• [WRITTEN PROBLEM]
Pull out every line from the listing that has the word "with".

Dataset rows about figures
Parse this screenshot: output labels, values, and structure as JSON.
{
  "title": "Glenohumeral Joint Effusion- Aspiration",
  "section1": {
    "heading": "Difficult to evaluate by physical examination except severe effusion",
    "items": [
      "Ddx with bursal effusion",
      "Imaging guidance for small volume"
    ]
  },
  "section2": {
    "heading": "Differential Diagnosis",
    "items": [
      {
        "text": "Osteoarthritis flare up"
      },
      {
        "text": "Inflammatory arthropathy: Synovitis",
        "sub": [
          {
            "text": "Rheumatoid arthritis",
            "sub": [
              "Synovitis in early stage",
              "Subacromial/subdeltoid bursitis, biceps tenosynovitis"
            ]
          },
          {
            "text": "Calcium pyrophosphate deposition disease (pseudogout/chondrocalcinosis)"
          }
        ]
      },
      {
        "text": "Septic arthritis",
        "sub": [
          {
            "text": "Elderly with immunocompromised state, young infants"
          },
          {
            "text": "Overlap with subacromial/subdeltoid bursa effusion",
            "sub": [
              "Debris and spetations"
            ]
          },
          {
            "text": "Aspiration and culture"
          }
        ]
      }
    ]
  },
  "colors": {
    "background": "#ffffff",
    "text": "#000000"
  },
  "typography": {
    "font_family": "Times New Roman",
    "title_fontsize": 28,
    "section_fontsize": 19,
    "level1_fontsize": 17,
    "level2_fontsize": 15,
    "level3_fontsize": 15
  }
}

• [OUTPUT FOR THIS TASK]
      "Ddx with bursal effusion",
            "text": "Elderly with immunocompromised state, young infants"
            "text": "Overlap with subacromial/subdeltoid bursa effusion",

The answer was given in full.